**** INPUT ****
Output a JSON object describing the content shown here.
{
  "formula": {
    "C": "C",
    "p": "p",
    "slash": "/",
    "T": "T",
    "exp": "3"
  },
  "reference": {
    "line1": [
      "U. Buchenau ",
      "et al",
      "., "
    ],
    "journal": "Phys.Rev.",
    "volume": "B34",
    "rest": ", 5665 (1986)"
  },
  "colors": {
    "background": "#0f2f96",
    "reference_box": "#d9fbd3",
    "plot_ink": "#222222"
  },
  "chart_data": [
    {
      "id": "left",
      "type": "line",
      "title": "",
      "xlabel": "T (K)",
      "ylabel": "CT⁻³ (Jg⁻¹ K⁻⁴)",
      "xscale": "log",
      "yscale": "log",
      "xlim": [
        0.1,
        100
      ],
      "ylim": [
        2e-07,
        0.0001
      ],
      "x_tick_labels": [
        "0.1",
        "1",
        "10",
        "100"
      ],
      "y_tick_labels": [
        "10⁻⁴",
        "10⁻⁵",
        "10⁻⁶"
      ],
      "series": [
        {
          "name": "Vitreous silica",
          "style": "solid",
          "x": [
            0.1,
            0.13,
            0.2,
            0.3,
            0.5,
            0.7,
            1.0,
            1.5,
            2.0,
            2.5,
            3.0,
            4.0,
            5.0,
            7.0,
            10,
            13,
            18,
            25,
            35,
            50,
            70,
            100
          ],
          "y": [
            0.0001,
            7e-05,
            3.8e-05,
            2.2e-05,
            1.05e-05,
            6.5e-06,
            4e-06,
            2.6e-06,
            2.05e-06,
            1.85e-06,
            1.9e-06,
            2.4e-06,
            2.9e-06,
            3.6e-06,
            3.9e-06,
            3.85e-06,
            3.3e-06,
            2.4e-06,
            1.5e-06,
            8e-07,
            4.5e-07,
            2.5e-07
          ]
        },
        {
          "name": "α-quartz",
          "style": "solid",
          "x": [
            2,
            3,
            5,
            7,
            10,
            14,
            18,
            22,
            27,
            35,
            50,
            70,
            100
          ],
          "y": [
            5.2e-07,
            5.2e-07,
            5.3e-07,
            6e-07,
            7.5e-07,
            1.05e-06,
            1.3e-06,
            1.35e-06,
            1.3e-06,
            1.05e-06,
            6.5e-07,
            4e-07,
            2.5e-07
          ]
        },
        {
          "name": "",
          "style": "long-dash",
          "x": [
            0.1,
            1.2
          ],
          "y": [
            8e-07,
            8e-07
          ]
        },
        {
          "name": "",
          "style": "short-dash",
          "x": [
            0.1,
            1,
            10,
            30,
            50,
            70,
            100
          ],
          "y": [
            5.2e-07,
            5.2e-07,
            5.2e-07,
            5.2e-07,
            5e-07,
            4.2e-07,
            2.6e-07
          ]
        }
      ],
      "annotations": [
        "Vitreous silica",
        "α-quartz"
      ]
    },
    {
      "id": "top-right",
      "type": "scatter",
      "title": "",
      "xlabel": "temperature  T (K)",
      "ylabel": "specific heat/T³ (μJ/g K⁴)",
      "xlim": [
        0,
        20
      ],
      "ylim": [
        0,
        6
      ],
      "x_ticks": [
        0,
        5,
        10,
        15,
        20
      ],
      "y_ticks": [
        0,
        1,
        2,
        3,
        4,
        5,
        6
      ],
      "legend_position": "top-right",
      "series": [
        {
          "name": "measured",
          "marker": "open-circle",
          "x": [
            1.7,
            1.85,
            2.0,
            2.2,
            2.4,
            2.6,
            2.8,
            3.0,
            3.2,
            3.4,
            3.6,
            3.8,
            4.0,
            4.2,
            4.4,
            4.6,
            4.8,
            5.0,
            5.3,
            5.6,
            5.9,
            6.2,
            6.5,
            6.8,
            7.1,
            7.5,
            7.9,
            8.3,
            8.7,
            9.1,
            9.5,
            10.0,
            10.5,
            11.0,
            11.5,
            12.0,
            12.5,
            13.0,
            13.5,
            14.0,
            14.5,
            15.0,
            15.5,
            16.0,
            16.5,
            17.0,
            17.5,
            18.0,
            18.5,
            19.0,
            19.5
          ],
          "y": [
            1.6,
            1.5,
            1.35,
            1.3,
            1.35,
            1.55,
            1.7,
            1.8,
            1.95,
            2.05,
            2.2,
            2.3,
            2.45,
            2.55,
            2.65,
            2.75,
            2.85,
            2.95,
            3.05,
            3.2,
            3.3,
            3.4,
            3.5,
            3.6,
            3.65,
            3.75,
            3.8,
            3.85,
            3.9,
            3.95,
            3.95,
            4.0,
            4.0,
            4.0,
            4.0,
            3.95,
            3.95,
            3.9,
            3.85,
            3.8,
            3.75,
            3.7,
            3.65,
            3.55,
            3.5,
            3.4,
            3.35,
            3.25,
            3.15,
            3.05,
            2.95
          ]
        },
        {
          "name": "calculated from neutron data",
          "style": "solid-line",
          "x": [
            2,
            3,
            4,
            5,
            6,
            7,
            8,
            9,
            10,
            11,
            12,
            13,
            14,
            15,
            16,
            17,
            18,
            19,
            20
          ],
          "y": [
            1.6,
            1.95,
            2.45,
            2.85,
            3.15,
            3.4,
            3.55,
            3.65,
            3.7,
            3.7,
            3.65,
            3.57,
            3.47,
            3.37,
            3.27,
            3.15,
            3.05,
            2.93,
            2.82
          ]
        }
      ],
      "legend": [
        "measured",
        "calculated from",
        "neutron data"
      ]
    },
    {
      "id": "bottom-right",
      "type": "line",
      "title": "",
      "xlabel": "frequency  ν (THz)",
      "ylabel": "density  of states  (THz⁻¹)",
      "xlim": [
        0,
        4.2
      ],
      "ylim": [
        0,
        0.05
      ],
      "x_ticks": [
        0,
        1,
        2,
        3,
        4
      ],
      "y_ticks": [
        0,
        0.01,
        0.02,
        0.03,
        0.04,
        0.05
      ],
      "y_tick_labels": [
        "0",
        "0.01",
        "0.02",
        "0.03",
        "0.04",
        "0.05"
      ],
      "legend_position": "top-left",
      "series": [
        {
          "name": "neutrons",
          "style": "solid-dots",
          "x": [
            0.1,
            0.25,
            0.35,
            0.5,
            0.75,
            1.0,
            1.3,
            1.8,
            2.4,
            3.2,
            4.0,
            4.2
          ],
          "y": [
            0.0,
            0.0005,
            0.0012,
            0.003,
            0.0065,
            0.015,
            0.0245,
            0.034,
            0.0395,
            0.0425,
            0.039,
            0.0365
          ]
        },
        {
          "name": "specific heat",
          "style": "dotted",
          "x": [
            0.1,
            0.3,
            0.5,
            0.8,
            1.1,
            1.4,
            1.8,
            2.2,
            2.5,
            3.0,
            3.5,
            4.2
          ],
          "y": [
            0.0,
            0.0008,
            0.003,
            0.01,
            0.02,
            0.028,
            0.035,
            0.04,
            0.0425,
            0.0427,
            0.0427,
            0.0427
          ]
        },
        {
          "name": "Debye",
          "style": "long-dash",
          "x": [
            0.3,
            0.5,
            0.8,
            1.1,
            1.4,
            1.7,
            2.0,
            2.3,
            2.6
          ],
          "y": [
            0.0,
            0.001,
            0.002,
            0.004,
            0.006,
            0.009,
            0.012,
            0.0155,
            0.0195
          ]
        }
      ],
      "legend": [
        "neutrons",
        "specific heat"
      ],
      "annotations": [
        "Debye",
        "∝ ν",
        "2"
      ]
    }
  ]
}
****
WRITTEN EXERCISE: Using the data above, reproduce every line exactly.

COMPLETED TASK:
Output a JSON object describing the content shown here.
{
  "formula": {
    "C": "C",
    "p": "p",
    "slash": "/",
    "T": "T",
    "exp": "3"
  },
  "reference": {
    "line1": [
      "U. Buchenau ",
      "et al",
      "., "
    ],
    "journal": "Phys.Rev.",
    "volume": "B34",
    "rest": ", 5665 (1986)"
  },
  "colors": {
    "background": "#0f2f96",
    "reference_box": "#d9fbd3",
    "plot_ink": "#222222"
  },
  "chart_data": [
    {
      "id": "left",
      "type": "line",
      "title": "",
      "xlabel": "T (K)",
      "ylabel": "CT⁻³ (Jg⁻¹ K⁻⁴)",
      "xscale": "log",
      "yscale": "log",
      "xlim": [
        0.1,
        100
      ],
      "ylim": [
        2e-07,
        0.0001
      ],
      "x_tick_labels": [
        "0.1",
        "1",
        "10",
        "100"
      ],
      "y_tick_labels": [
        "10⁻⁴",
        "10⁻⁵",
        "10⁻⁶"
      ],
      "series": [
        {
          "name": "Vitreous silica",
          "style": "solid",
          "x": [
            0.1,
            0.13,
            0.2,
            0.3,
            0.5,
            0.7,
            1.0,
            1.5,
            2.0,
            2.5,
            3.0,
            4.0,
            5.0,
            7.0,
            10,
            13,
            18,
            25,
            35,
            50,
            70,
            100
          ],
          "y": [
            0.0001,
            7e-05,
            3.8e-05,
            2.2e-05,
            1.05e-05,
            6.5e-06,
            4e-06,
            2.6e-06,
            2.05e-06,
            1.85e-06,
            1.9e-06,
            2.4e-06,
            2.9e-06,
            3.6e-06,
            3.9e-06,
            3.85e-06,
            3.3e-06,
            2.4e-06,
            1.5e-06,
            8e-07,
            4.5e-07,
            2.5e-07
          ]
        },
        {
          "name": "α-quartz",
          "style": "solid",
          "x": [
            2,
            3,
            5,
            7,
            10,
            14,
            18,
            22,
            27,
            35,
            50,
            70,
            100
          ],
          "y": [
            5.2e-07,
            5.2e-07,
            5.3e-07,
            6e-07,
            7.5e-07,
            1.05e-06,
            1.3e-06,
            1.35e-06,
            1.3e-06,
            1.05e-06,
            6.5e-07,
            4e-07,
            2.5e-07
          ]
        },
        {
          "name": "",
          "style": "long-dash",
          "x": [
            0.1,
            1.2
          ],
          "y": [
            8e-07,
            8e-07
          ]
        },
        {
          "name": "",
          "style": "short-dash",
          "x": [
            0.1,
            1,
            10,
            30,
            50,
            70,
            100
          ],
          "y": [
            5.2e-07,
            5.2e-07,
            5.2e-07,
            5.2e-07,
            5e-07,
            4.2e-07,
            2.6e-07
          ]
        }
      ],
      "annotations": [
        "Vitreous silica",
        "α-quartz"
      ]
    },
    {
      "id": "top-right",
      "type": "scatter",
      "title": "",
      "xlabel": "temperature  T (K)",
      "ylabel": "specific heat/T³ (μJ/g K⁴)",
      "xlim": [
        0,
        20
      ],
      "ylim": [
        0,
        6
      ],
      "x_ticks": [
        0,
        5,
        10,
        15,
        20
      ],
      "y_ticks": [
        0,
        1,
        2,
        3,
        4,
        5,
        6
      ],
      "legend_position": "top-right",
      "series": [
        {
          "name": "measured",
          "marker": "open-circle",
          "x": [
            1.7,
            1.85,
            2.0,
            2.2,
            2.4,
            2.6,
            2.8,
            3.0,
            3.2,
            3.4,
            3.6,
            3.8,
            4.0,
            4.2,
            4.4,
            4.6,
            4.8,
            5.0,
            5.3,
            5.6,
            5.9,
            6.2,
            6.5,
            6.8,
            7.1,
            7.5,
            7.9,
            8.3,
            8.7,
            9.1,
            9.5,
            10.0,
            10.5,
            11.0,
            11.5,
            12.0,
            12.5,
            13.0,
            13.5,
            14.0,
            14.5,
            15.0,
            15.5,
            16.0,
            16.5,
            17.0,
            17.5,
            18.0,
            18.5,
            19.0,
            19.5
          ],
          "y": [
            1.6,
            1.5,
            1.35,
            1.3,
            1.35,
            1.55,
            1.7,
            1.8,
            1.95,
            2.05,
            2.2,
            2.3,
            2.45,
            2.55,
            2.65,
            2.75,
            2.85,
            2.95,
            3.05,
            3.2,
            3.3,
            3.4,
            3.5,
            3.6,
            3.65,
            3.75,
            3.8,
            3.85,
            3.9,
            3.95,
            3.95,
            4.0,
            4.0,
            4.0,
            4.0,
            3.95,
            3.95,
            3.9,
            3.85,
            3.8,
            3.75,
            3.7,
            3.65,
            3.55,
            3.5,
            3.4,
            3.35,
            3.25,
            3.15,
            3.05,
            2.95
          ]
        },
        {
          "name": "calculated from neutron data",
          "style": "solid-line",
          "x": [
            2,
            3,
            4,
            5,
            6,
            7,
            8,
            9,
            10,
            11,
            12,
            13,
            14,
            15,
            16,
            17,
            18,
            19,
            20
          ],
          "y": [
            1.6,
            1.95,
            2.45,
            2.85,
            3.15,
            3.4,
            3.55,
            3.65,
            3.7,
            3.7,
            3.65,
            3.57,
            3.47,
            3.37,
            3.27,
            3.15,
            3.05,
            2.93,
            2.82
          ]
        }
      ],
      "legend": [
        "measured",
        "calculated from",
        "neutron data"
      ]
    },
    {
      "id": "bottom-right",
      "type": "line",
      "title": "",
      "xlabel": "frequency  ν (THz)",
      "ylabel": "density  of states  (THz⁻¹)",
      "xlim": [
        0,
        4.2
      ],
      "ylim": [
        0,
        0.05
      ],
      "x_ticks": [
        0,
        1,
        2,
        3,
        4
      ],
      "y_ticks": [
        0,
        0.01,
        0.02,
        0.03,
        0.04,
        0.05
      ],
      "y_tick_labels": [
        "0",
        "0.01",
        "0.02",
        "0.03",
        "0.04",
        "0.05"
      ],
      "legend_position": "top-left",
      "series": [
        {
          "name": "neutrons",
          "style": "solid-dots",
          "x": [
            0.1,
            0.25,
            0.35,
            0.5,
            0.75,
            1.0,
            1.3,
            1.8,
            2.4,
            3.2,
            4.0,
            4.2
          ],
          "y": [
            0.0,
            0.0005,
            0.0012,
            0.003,
            0.0065,
            0.015,
            0.0245,
            0.034,
            0.0395,
            0.0425,
            0.039,
            0.0365
          ]
        },
        {
          "name": "specific heat",
          "style": "dotted",
          "x": [
            0.1,
            0.3,
            0.5,
            0.8,
            1.1,
            1.4,
            1.8,
            2.2,
            2.5,
            3.0,
            3.5,
            4.2
          ],
          "y": [
            0.0,
            0.0008,
            0.003,
            0.01,
            0.02,
            0.028,
            0.035,
            0.04,
            0.0425,
            0.0427,
            0.0427,
            0.0427
          ]
        },
        {
          "name": "Debye",
          "style": "long-dash",
          "x": [
            0.3,
            0.5,
            0.8,
            1.1,
            1.4,
            1.7,
            2.0,
            2.3,
            2.6
          ],
          "y": [
            0.0,
            0.001,
            0.002,
            0.004,
            0.006,
            0.009,
            0.012,
            0.0155,
            0.0195
          ]
        }
      ],
      "legend": [
        "neutrons",
        "specific heat"
      ],
      "annotations": [
        "Debye",
        "∝ ν",
        "2"
      ]
    }
  ]
}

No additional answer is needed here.